(TASK TO COMPLETE): Exactly as they appear, output all of the entries.

[Collected data entries]
• • • • •

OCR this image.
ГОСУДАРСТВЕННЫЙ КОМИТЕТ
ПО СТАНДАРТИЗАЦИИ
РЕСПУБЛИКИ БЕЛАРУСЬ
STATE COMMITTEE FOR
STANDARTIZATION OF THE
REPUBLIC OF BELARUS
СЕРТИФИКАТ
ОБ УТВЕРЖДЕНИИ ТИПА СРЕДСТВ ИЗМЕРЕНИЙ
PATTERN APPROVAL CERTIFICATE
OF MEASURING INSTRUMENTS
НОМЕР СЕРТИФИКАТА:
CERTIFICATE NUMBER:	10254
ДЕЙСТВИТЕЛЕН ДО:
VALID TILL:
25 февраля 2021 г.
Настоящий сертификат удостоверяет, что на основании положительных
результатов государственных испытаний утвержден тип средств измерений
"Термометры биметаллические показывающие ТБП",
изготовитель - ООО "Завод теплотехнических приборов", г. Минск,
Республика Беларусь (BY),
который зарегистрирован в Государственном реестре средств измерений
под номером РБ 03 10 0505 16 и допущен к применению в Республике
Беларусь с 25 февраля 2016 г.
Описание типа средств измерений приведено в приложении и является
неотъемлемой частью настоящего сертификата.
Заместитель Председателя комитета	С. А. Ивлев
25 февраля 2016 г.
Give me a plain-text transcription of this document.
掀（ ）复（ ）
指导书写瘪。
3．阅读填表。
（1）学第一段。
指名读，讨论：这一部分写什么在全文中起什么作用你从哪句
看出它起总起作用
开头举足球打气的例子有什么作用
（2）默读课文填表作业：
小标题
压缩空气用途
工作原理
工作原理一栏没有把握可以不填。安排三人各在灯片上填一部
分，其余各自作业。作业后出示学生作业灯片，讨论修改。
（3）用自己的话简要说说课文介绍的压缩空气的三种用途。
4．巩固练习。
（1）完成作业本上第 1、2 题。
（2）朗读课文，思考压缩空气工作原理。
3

• • • • •

(SOLUTION BELOW):
OCR this image.
ГОСУДАРСТВЕННЫЙ КОМИТЕТ
ПО СТАНДАРТИЗАЦИИ
РЕСПУБЛИКИ БЕЛАРУСЬ
STATE COMMITTEE FOR
STANDARTIZATION OF THE
REPUBLIC OF BELARUS
СЕРТИФИКАТ
ОБ УТВЕРЖДЕНИИ ТИПА СРЕДСТВ ИЗМЕРЕНИЙ
PATTERN APPROVAL CERTIFICATE
OF MEASURING INSTRUMENTS
НОМЕР СЕРТИФИКАТА:
CERTIFICATE NUMBER:	10254
ДЕЙСТВИТЕЛЕН ДО:
VALID TILL:
25 февраля 2021 г.
Настоящий сертификат удостоверяет, что на основании положительных
результатов государственных испытаний утвержден тип средств измерений
"Термометры биметаллические показывающие ТБП",
изготовитель - ООО "Завод теплотехнических приборов", г. Минск,
Республика Беларусь (BY),
который зарегистрирован в Государственном реестре средств измерений
под номером РБ 03 10 0505 16 и допущен к применению в Республике
Беларусь с 25 февраля 2016 г.
Описание типа средств измерений приведено в приложении и является
неотъемлемой частью настоящего сертификата.
Заместитель Председателя комитета	С. А. Ивлев
25 февраля 2016 г.
Give me a plain-text transcription of this document.
掀（ ）复（ ）
指导书写瘪。
3．阅读填表。
（1）学第一段。
指名读，讨论：这一部分写什么在全文中起什么作用你从哪句
看出它起总起作用
开头举足球打气的例子有什么作用
（2）默读课文填表作业：
小标题
压缩空气用途
工作原理
工作原理一栏没有把握可以不填。安排三人各在灯片上填一部
分，其余各自作业。作业后出示学生作业灯片，讨论修改。
（3）用自己的话简要说说课文介绍的压缩空气的三种用途。
4．巩固练习。
（1）完成作业本上第 1、2 题。
（2）朗读课文，思考压缩空气工作原理。
3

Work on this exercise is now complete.